▶ _Exercise requirements_
Set down each entry exactly as given; pictures should not appear in the copy.

▶ _Data supplied_
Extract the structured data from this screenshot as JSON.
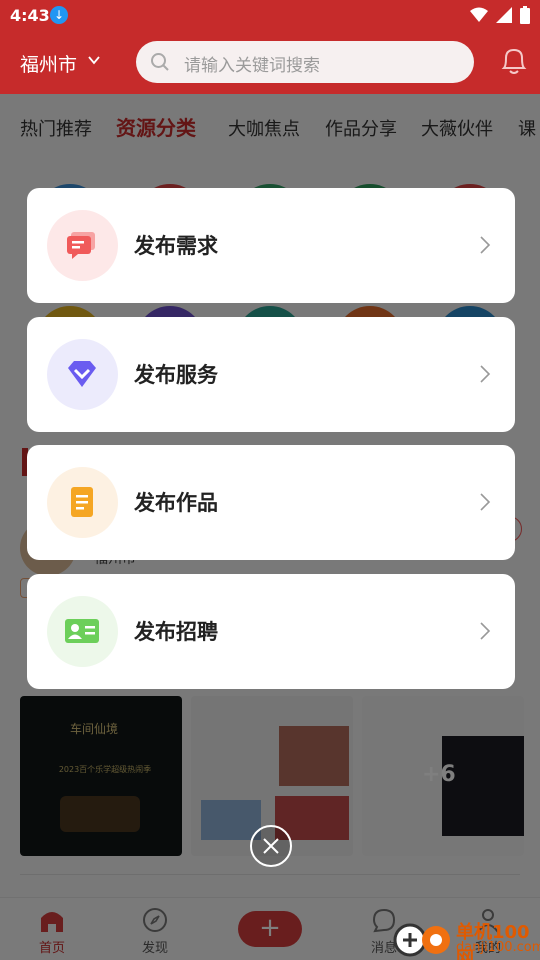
{
  "status_bar": {
    "time": "4:43"
  },
  "header": {
    "city": "福州市",
    "search_placeholder": "请输入关键词搜索"
  },
  "tabs": [
    {
      "label": "热门推荐",
      "active": false
    },
    {
      "label": "资源分类",
      "active": true
    },
    {
      "label": "大咖焦点",
      "active": false
    },
    {
      "label": "作品分享",
      "active": false
    },
    {
      "label": "大薇伙伴",
      "active": false
    },
    {
      "label": "课",
      "active": false
    }
  ],
  "feed": {
    "author_city": "福州市",
    "more_images_count": "+6",
    "thumb1_title": "车间仙境",
    "thumb1_subtitle": "2023百个乐学超级热闹季"
  },
  "publish_menu": {
    "items": [
      {
        "label": "发布需求",
        "icon": "message-icon",
        "color": "#f05a5a",
        "bg": "#fde8e8"
      },
      {
        "label": "发布服务",
        "icon": "diamond-icon",
        "color": "#6a5cf0",
        "bg": "#ecebfc"
      },
      {
        "label": "发布作品",
        "icon": "document-icon",
        "color": "#f5a623",
        "bg": "#fdf1e2"
      },
      {
        "label": "发布招聘",
        "icon": "id-card-icon",
        "color": "#6ccf5a",
        "bg": "#edf8ea"
      }
    ]
  },
  "bottom_nav": {
    "items": [
      {
        "label": "首页",
        "active": true
      },
      {
        "label": "发现",
        "active": false
      },
      {
        "label": "消息",
        "active": false
      },
      {
        "label": "我的",
        "active": false
      }
    ],
    "post_label": "+"
  },
  "watermark": {
    "brand": "单机100网",
    "url": "danji100.com"
  },
  "colors": {
    "brand_red": "#c62b2b",
    "overlay": "rgba(0,0,0,0.5)"
  }
}
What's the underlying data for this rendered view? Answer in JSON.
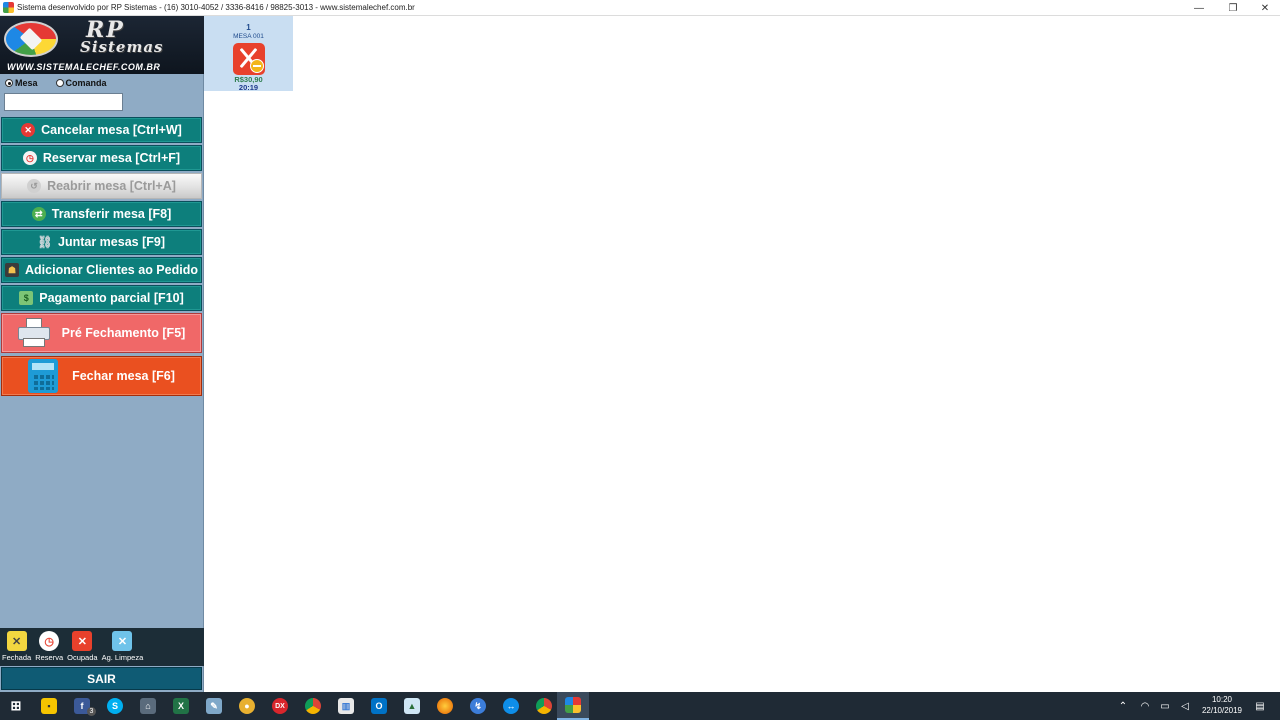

▶ _Exercise answer_
Extract the structured data from this screenshot as JSON.
{
  "status_bar": {
    "time": "4:43"
  },
  "header": {
    "city": "福州市",
    "search_placeholder": "请输入关键词搜索"
  },
  "tabs": [
    {
      "label": "热门推荐",
      "active": false
    },
    {
      "label": "资源分类",
      "active": true
    },
    {
      "label": "大咖焦点",
      "active": false
    },
    {
      "label": "作品分享",
      "active": false
    },
    {
      "label": "大薇伙伴",
      "active": false
    },
    {
      "label": "课",
      "active": false
    }
  ],
  "feed": {
    "author_city": "福州市",
    "more_images_count": "+6",
    "thumb1_title": "车间仙境",
    "thumb1_subtitle": "2023百个乐学超级热闹季"
  },
  "publish_menu": {
    "items": [
      {
        "label": "发布需求",
        "icon": "message-icon",
        "color": "#f05a5a",
        "bg": "#fde8e8"
      },
      {
        "label": "发布服务",
        "icon": "diamond-icon",
        "color": "#6a5cf0",
        "bg": "#ecebfc"
      },
      {
        "label": "发布作品",
        "icon": "document-icon",
        "color": "#f5a623",
        "bg": "#fdf1e2"
      },
      {
        "label": "发布招聘",
        "icon": "id-card-icon",
        "color": "#6ccf5a",
        "bg": "#edf8ea"
      }
    ]
  },
  "bottom_nav": {
    "items": [
      {
        "label": "首页",
        "active": true
      },
      {
        "label": "发现",
        "active": false
      },
      {
        "label": "消息",
        "active": false
      },
      {
        "label": "我的",
        "active": false
      }
    ],
    "post_label": "+"
  },
  "watermark": {
    "brand": "单机100网",
    "url": "danji100.com"
  },
  "colors": {
    "brand_red": "#c62b2b",
    "overlay": "rgba(0,0,0,0.5)"
  }
}
What's the underlying data for this rendered view? Answer in JSON.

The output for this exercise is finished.